WRITTEN EXERCISE
Transcribe the entries exactly; images are not part of the copy.

------------------------------------------------------------------------

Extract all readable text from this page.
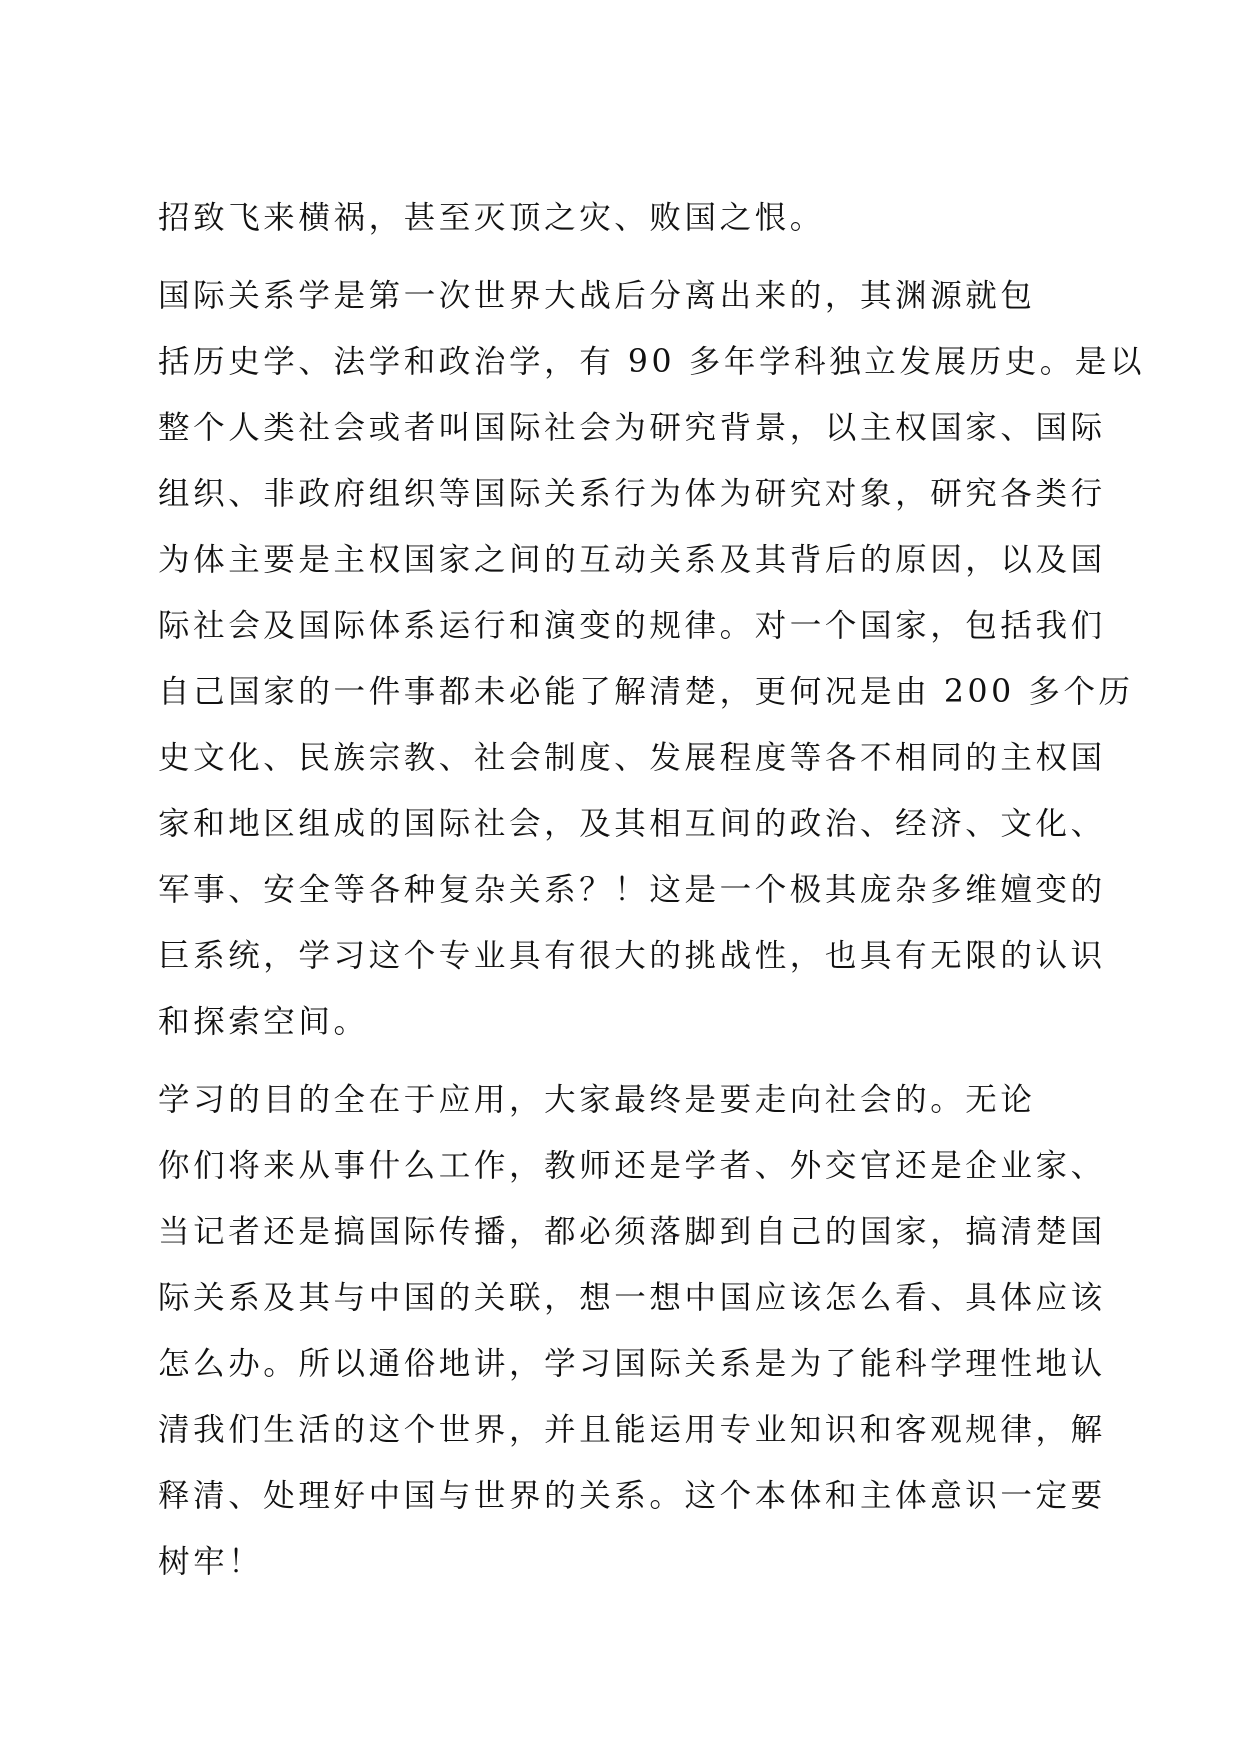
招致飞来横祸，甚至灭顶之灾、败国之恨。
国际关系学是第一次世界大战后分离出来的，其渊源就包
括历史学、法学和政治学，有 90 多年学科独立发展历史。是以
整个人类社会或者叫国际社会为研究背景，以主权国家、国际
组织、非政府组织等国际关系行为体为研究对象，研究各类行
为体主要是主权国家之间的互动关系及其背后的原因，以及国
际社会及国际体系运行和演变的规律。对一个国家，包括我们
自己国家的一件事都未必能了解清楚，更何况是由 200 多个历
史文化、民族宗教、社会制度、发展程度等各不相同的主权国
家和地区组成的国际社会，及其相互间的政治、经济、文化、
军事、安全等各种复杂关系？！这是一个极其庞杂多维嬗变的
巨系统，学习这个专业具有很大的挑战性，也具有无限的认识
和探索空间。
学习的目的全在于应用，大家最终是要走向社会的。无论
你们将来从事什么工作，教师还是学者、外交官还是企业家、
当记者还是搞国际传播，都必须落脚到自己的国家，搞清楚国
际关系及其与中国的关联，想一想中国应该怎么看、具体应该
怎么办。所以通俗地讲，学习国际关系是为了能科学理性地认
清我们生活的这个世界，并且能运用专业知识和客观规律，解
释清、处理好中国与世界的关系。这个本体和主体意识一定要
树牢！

------------------------------------------------------------------------

RESULT
Extract all readable text from this page.
招致飞来横祸，甚至灭顶之灾、败国之恨。
国际关系学是第一次世界大战后分离出来的，其渊源就包
括历史学、法学和政治学，有 90 多年学科独立发展历史。是以
整个人类社会或者叫国际社会为研究背景，以主权国家、国际
组织、非政府组织等国际关系行为体为研究对象，研究各类行
为体主要是主权国家之间的互动关系及其背后的原因，以及国
际社会及国际体系运行和演变的规律。对一个国家，包括我们
自己国家的一件事都未必能了解清楚，更何况是由 200 多个历
史文化、民族宗教、社会制度、发展程度等各不相同的主权国
家和地区组成的国际社会，及其相互间的政治、经济、文化、
军事、安全等各种复杂关系？！这是一个极其庞杂多维嬗变的
巨系统，学习这个专业具有很大的挑战性，也具有无限的认识
和探索空间。
学习的目的全在于应用，大家最终是要走向社会的。无论
你们将来从事什么工作，教师还是学者、外交官还是企业家、
当记者还是搞国际传播，都必须落脚到自己的国家，搞清楚国
际关系及其与中国的关联，想一想中国应该怎么看、具体应该
怎么办。所以通俗地讲，学习国际关系是为了能科学理性地认
清我们生活的这个世界，并且能运用专业知识和客观规律，解
释清、处理好中国与世界的关系。这个本体和主体意识一定要
树牢！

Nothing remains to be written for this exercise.